**STATED PROBLEM**: Copy each line of the items below word for word, without changing anything.
-------- RECORD SET --------
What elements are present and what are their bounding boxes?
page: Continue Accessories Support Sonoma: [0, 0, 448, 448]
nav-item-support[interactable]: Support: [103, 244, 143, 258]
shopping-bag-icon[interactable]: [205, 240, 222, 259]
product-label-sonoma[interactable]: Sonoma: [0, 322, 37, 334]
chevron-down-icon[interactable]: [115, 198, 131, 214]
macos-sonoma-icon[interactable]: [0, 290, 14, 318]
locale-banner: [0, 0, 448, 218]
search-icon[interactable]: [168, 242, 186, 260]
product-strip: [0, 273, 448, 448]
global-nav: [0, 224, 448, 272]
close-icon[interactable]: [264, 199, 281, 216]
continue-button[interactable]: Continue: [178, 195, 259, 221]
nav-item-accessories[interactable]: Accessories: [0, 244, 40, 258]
--------
**WRITTEN ANSWER**:
What elements are present and what are their bounding boxes?
page: Continue Accessories Support Sonoma: [0, 0, 448, 448]
nav-item-support[interactable]: Support: [103, 244, 143, 258]
shopping-bag-icon[interactable]: [205, 240, 222, 259]
product-label-sonoma[interactable]: Sonoma: [0, 322, 37, 334]
chevron-down-icon[interactable]: [115, 198, 131, 214]
macos-sonoma-icon[interactable]: [0, 290, 14, 318]
locale-banner: [0, 0, 448, 218]
search-icon[interactable]: [168, 242, 186, 260]
product-strip: [0, 273, 448, 448]
global-nav: [0, 224, 448, 272]
close-icon[interactable]: [264, 199, 281, 216]
continue-button[interactable]: Continue: [178, 195, 259, 221]
nav-item-accessories[interactable]: Accessories: [0, 244, 40, 258]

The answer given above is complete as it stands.